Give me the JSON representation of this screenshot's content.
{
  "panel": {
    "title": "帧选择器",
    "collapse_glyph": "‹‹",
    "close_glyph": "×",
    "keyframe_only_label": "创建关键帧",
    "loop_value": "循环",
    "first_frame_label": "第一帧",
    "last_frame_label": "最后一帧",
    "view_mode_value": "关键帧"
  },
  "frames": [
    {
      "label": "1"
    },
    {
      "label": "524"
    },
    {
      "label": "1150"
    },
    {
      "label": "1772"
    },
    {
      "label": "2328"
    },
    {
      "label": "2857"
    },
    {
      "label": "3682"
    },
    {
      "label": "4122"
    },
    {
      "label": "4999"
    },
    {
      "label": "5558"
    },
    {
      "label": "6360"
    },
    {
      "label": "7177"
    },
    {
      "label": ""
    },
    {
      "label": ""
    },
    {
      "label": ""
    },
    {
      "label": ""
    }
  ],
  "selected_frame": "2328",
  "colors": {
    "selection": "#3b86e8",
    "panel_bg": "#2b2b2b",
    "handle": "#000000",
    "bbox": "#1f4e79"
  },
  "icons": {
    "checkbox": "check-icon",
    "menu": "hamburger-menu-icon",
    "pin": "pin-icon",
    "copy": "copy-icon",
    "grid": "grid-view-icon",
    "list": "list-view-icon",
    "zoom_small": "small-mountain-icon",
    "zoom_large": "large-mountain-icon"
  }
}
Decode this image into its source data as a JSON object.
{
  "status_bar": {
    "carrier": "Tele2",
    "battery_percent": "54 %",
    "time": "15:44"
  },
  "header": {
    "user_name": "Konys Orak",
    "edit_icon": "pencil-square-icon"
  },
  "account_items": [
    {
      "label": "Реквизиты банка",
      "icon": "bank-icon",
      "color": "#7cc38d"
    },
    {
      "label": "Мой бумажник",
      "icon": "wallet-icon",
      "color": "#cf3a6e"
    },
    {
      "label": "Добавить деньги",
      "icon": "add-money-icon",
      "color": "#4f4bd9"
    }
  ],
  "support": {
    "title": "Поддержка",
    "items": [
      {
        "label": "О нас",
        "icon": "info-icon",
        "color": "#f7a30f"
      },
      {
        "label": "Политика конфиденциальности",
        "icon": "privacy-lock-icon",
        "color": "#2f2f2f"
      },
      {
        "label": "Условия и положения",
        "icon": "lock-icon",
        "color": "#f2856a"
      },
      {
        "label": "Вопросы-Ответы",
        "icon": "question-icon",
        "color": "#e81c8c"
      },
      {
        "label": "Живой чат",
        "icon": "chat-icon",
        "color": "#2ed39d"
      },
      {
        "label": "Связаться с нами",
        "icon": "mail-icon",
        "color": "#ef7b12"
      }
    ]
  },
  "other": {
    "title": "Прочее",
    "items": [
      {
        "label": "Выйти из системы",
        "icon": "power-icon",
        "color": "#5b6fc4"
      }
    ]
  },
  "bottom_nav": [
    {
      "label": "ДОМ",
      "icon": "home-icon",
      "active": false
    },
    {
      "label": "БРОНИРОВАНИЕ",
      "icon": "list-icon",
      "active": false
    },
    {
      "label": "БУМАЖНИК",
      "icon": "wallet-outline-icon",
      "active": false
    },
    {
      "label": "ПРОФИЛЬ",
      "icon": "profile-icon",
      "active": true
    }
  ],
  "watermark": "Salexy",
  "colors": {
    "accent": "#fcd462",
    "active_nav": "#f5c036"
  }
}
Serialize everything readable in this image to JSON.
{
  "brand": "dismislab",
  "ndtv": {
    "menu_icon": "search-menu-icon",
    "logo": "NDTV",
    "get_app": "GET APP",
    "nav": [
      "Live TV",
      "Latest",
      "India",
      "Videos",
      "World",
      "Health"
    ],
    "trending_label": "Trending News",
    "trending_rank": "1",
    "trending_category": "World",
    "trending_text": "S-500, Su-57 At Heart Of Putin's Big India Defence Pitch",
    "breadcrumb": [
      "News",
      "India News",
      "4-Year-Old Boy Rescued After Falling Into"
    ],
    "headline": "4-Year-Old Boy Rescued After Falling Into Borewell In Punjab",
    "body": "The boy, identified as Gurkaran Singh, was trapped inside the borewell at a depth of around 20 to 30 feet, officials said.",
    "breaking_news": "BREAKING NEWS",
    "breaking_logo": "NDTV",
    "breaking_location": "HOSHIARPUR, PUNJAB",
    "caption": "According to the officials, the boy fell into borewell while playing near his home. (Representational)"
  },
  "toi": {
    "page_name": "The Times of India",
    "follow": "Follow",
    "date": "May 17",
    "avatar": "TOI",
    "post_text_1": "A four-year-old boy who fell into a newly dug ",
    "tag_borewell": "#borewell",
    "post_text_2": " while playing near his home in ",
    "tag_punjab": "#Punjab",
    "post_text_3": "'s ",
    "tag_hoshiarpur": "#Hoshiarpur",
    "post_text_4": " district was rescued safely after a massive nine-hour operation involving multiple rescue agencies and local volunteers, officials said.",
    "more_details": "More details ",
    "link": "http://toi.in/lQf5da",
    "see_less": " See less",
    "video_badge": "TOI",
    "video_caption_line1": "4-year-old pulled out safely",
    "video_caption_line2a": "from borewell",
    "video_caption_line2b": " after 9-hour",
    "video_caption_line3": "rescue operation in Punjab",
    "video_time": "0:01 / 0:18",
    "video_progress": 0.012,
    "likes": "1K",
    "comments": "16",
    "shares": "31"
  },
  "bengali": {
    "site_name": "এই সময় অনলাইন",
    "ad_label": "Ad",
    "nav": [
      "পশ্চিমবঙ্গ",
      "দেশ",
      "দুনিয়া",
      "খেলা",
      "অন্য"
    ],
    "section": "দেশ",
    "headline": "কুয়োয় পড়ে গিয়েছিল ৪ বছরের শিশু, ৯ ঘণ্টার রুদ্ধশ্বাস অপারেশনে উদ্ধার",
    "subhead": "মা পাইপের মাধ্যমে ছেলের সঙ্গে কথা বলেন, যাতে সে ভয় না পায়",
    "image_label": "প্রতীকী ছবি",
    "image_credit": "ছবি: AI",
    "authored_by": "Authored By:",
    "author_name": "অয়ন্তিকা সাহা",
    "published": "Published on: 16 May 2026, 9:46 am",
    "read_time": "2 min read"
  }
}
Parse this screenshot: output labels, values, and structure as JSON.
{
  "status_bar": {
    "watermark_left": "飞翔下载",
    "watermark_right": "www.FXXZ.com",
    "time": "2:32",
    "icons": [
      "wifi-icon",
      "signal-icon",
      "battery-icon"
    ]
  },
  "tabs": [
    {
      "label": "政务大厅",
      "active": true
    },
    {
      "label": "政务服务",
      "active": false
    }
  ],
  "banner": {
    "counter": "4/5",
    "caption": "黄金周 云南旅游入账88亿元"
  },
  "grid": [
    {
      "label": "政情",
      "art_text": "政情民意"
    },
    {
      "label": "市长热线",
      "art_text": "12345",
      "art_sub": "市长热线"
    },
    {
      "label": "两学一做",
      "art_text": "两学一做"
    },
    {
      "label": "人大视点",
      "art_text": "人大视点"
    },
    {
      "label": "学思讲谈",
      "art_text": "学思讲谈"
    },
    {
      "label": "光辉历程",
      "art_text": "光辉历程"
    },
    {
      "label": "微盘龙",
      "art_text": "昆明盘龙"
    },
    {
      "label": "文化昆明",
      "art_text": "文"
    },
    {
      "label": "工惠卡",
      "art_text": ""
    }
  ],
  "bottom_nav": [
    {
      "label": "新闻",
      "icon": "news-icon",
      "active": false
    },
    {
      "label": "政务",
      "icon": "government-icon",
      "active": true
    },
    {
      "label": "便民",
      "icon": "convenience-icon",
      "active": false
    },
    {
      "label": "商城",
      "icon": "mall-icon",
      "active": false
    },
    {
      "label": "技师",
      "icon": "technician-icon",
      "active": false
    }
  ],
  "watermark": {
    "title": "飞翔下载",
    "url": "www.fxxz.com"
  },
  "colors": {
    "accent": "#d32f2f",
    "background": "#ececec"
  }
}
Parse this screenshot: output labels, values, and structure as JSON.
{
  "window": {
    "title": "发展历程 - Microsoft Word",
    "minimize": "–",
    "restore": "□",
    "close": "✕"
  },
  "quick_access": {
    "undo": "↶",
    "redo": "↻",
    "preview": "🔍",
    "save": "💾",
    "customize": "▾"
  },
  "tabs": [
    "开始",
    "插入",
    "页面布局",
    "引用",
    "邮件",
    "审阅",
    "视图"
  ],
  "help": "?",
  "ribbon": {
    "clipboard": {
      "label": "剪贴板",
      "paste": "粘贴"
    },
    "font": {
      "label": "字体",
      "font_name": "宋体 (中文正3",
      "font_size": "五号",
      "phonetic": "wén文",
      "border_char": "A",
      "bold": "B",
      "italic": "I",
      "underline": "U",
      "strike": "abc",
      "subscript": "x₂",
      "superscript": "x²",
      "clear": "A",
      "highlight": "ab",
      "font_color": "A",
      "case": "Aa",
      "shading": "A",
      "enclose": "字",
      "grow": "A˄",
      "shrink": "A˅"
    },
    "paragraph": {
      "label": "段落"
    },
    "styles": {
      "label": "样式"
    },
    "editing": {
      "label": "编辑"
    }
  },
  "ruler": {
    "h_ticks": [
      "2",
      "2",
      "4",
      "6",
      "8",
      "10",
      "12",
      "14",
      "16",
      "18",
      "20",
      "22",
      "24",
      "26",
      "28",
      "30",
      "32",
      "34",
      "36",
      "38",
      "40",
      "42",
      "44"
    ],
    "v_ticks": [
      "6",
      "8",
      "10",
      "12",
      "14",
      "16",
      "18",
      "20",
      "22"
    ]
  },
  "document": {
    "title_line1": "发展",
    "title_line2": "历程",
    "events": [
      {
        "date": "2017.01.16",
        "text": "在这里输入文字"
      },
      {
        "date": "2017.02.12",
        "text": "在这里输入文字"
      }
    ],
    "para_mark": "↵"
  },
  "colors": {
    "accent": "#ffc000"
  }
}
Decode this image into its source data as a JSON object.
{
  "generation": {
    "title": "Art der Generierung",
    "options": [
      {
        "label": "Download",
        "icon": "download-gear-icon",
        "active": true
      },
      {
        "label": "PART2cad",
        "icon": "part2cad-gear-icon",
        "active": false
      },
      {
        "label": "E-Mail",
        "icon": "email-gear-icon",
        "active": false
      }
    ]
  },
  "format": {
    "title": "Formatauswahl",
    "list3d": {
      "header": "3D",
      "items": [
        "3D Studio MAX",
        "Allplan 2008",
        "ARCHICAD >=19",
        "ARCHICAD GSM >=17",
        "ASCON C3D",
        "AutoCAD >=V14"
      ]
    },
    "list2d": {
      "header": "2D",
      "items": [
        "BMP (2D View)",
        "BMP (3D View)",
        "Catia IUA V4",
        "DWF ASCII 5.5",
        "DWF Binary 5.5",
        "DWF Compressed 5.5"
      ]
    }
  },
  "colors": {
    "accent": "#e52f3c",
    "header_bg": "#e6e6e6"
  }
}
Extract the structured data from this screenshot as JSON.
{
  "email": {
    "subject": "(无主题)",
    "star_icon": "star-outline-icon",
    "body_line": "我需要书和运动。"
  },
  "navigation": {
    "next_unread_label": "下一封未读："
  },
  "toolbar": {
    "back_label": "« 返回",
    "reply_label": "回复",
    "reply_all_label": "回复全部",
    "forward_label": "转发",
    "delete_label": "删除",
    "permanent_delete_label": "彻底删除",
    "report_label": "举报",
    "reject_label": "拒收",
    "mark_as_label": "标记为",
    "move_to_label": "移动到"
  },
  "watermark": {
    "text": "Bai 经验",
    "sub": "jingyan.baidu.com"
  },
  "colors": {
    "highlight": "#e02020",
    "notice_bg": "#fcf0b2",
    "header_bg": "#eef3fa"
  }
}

§ §

TASK PROMPT — Look through the entries above and count each line holding "mountain"; report the count alone.

ANSWER TO THE EXERCISE — 2